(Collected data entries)
:::::
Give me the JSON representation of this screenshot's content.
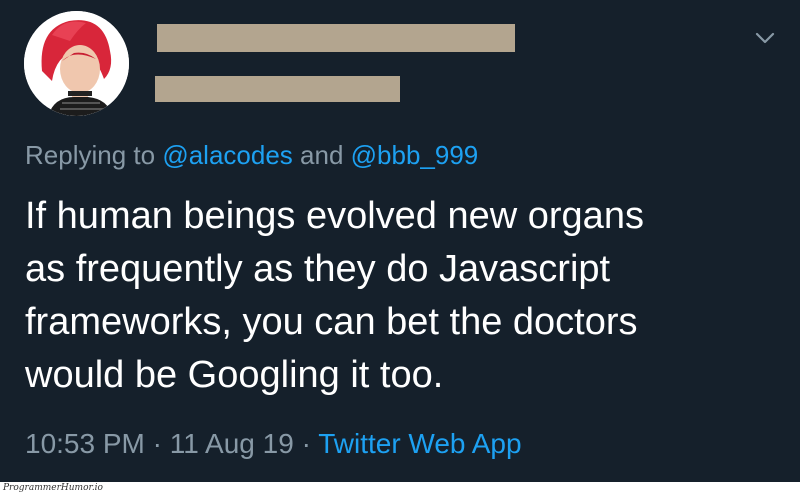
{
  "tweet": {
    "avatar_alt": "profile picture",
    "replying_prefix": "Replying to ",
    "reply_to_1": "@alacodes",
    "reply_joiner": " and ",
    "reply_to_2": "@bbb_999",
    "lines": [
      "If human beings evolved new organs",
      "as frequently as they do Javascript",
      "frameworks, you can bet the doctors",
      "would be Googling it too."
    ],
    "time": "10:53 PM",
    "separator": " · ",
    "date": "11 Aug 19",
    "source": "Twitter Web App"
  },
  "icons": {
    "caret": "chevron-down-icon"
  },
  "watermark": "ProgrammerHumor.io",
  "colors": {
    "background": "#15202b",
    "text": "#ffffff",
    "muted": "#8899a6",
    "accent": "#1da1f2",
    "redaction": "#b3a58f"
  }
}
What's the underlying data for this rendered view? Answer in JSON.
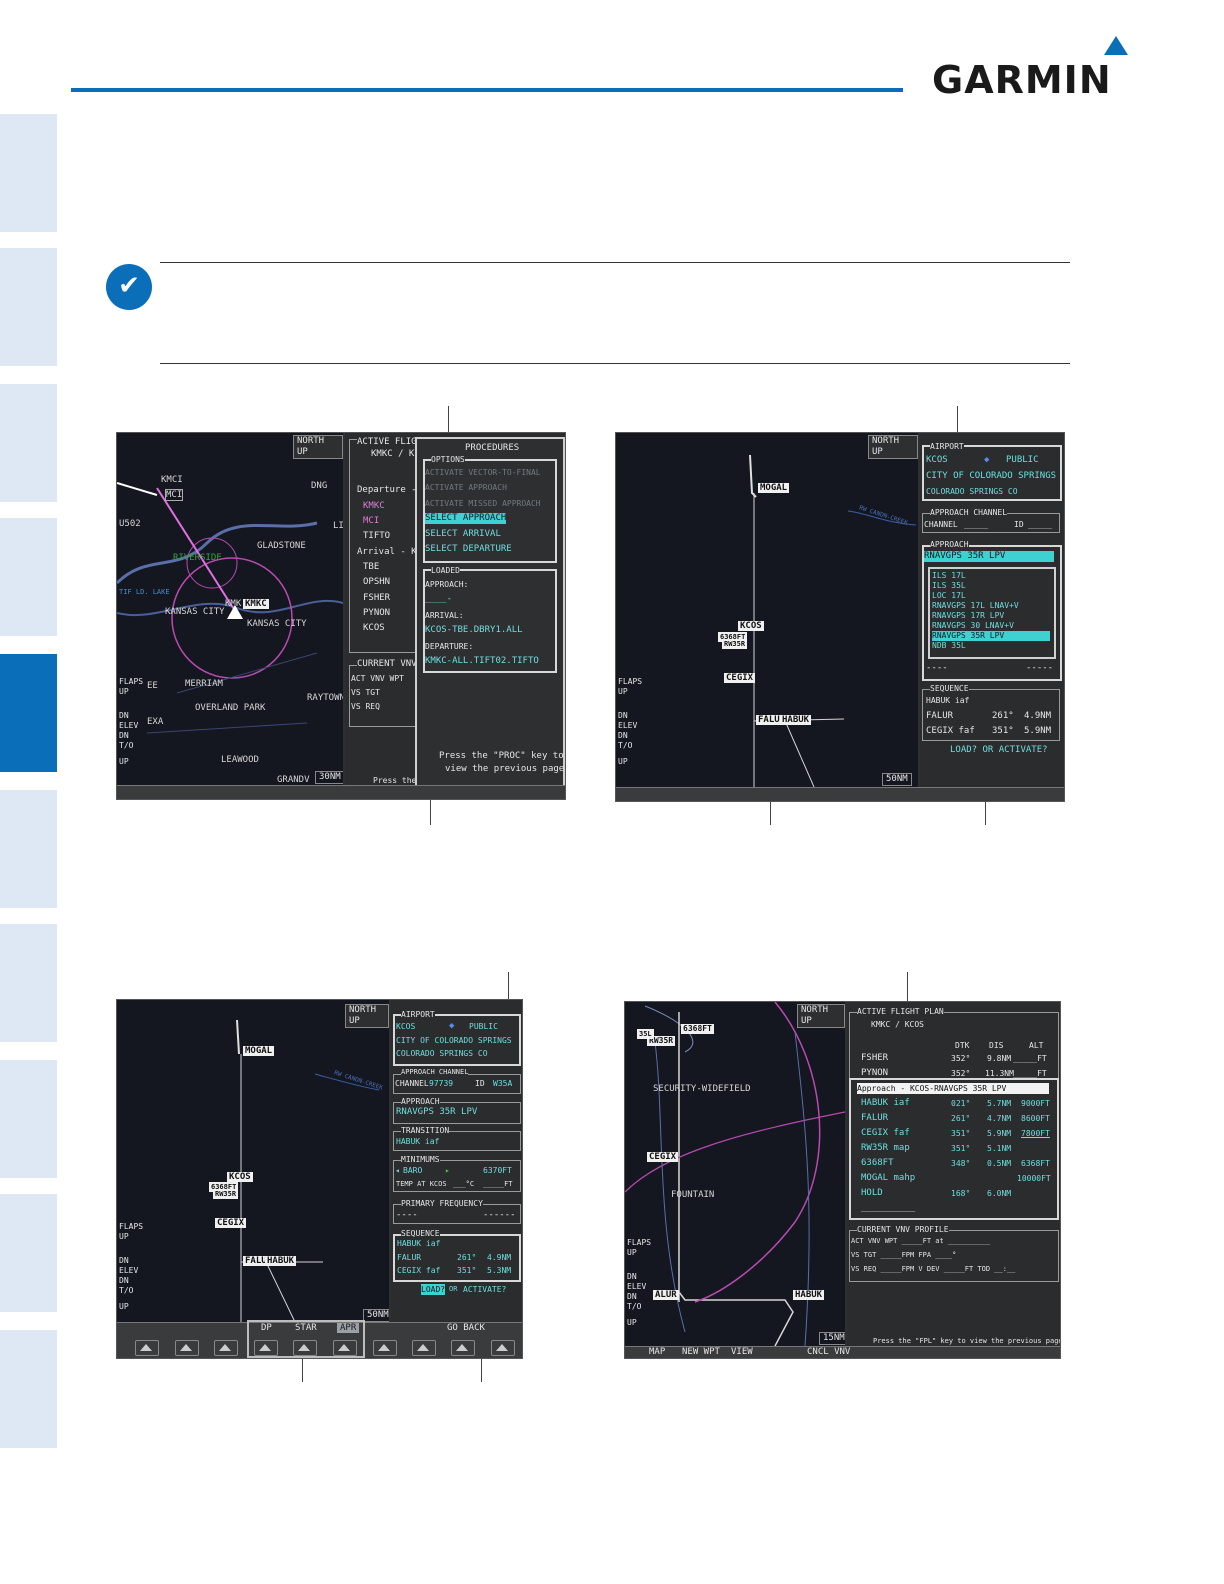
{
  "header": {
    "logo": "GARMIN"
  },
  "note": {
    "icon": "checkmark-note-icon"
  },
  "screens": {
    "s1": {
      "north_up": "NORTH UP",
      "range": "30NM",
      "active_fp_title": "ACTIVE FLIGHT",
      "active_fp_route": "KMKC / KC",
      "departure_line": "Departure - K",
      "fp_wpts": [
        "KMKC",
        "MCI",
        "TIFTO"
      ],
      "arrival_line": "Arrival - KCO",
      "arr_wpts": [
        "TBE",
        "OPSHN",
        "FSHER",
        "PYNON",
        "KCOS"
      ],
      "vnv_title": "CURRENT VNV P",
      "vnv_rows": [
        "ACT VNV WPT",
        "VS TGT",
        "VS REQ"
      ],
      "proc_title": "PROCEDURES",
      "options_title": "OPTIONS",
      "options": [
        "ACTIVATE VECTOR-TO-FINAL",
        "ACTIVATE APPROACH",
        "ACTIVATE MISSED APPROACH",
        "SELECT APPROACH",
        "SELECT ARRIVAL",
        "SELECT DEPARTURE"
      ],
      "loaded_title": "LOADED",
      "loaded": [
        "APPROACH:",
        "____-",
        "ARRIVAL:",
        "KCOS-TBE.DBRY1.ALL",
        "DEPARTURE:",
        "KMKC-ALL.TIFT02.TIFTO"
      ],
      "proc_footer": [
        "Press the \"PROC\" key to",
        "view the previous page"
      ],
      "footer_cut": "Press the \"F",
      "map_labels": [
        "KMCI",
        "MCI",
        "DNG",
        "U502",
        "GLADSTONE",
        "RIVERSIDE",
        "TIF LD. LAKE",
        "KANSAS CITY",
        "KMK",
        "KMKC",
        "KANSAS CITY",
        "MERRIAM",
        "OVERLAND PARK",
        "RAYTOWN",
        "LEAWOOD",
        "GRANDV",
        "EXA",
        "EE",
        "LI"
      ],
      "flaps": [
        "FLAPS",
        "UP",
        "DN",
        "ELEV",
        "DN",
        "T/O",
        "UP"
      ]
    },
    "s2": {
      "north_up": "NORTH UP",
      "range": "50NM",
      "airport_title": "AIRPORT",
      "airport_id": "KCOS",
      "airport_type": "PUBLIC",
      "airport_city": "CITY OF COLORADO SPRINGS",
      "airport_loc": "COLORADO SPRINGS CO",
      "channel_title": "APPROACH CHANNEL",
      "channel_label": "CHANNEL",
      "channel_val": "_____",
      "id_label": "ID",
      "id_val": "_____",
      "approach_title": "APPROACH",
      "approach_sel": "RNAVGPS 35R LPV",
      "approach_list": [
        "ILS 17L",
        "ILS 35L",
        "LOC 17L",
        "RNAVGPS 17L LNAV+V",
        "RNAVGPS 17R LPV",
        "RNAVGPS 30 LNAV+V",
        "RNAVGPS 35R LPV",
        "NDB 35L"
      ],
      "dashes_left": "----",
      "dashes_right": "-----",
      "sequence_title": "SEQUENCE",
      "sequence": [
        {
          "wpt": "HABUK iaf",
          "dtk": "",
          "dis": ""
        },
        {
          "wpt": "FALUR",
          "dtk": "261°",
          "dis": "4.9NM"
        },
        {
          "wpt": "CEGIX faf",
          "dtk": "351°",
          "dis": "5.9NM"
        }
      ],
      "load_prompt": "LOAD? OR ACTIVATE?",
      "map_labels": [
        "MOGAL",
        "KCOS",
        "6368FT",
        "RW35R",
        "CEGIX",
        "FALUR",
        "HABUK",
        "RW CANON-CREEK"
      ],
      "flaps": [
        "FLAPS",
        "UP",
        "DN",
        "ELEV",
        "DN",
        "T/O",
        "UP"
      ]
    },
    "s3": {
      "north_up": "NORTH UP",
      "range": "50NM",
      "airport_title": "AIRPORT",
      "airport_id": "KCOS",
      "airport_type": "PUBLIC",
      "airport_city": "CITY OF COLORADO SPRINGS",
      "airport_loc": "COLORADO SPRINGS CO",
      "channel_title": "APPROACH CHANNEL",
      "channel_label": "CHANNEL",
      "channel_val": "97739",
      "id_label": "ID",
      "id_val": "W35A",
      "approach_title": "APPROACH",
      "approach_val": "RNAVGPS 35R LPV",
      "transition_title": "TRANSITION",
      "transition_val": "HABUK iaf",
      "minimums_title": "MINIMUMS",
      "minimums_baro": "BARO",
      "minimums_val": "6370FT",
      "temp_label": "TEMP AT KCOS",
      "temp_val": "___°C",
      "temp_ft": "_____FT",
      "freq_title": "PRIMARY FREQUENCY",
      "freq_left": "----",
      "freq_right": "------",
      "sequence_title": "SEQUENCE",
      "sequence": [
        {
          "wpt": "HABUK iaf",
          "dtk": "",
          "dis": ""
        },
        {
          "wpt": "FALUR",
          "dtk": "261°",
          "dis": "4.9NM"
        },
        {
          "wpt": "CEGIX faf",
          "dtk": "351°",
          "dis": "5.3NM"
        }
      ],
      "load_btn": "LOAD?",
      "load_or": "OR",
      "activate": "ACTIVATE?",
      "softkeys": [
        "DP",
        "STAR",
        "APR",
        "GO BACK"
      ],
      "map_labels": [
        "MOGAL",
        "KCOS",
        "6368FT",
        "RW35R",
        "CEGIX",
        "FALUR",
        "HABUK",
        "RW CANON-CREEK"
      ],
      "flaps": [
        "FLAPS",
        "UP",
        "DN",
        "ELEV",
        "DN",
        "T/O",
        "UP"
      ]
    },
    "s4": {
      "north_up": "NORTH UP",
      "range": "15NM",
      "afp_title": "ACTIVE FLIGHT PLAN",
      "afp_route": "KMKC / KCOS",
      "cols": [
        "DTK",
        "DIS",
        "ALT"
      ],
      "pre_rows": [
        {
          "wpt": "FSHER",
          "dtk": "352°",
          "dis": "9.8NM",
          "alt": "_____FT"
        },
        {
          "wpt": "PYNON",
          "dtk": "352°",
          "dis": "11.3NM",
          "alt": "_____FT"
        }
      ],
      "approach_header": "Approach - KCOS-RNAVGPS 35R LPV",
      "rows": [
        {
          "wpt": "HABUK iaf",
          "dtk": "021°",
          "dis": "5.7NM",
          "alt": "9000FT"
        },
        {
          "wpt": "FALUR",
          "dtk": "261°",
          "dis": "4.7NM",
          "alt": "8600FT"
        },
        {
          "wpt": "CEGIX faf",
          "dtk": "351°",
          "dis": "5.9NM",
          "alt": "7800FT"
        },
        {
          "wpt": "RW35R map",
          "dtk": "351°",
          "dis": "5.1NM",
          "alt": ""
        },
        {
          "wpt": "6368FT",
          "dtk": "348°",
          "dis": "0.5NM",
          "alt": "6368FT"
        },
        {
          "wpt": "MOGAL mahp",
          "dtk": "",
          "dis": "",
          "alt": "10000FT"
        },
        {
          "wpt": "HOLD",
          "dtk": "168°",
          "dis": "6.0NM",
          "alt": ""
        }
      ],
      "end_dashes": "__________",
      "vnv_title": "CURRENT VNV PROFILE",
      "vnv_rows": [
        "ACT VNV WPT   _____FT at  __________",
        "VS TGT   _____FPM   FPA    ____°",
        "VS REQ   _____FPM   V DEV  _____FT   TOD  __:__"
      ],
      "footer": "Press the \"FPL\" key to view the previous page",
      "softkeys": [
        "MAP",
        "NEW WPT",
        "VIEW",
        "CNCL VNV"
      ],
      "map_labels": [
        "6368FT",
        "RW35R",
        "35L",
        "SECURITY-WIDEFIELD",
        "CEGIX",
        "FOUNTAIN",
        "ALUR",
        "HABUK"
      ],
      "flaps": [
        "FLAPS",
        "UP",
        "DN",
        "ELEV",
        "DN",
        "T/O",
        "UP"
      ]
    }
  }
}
:::::
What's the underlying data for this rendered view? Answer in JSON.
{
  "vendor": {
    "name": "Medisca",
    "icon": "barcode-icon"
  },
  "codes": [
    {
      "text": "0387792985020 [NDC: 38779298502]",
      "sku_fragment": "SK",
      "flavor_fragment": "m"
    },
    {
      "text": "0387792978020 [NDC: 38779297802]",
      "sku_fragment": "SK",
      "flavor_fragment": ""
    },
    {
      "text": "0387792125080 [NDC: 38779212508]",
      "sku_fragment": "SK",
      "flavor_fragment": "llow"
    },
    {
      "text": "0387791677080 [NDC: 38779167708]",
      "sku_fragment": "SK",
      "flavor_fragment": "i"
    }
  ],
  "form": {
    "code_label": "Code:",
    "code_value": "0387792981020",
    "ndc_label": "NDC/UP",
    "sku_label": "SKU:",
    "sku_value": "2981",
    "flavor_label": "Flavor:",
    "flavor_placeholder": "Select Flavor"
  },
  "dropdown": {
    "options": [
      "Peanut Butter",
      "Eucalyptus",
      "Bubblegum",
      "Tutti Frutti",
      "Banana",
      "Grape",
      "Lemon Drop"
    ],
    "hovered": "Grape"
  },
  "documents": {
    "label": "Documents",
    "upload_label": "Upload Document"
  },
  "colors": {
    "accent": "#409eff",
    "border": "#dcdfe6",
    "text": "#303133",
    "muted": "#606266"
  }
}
:::::
Task instructions » Of the lines above, how many include the word "CURRENT"? Reply with the number alone.

The result » 2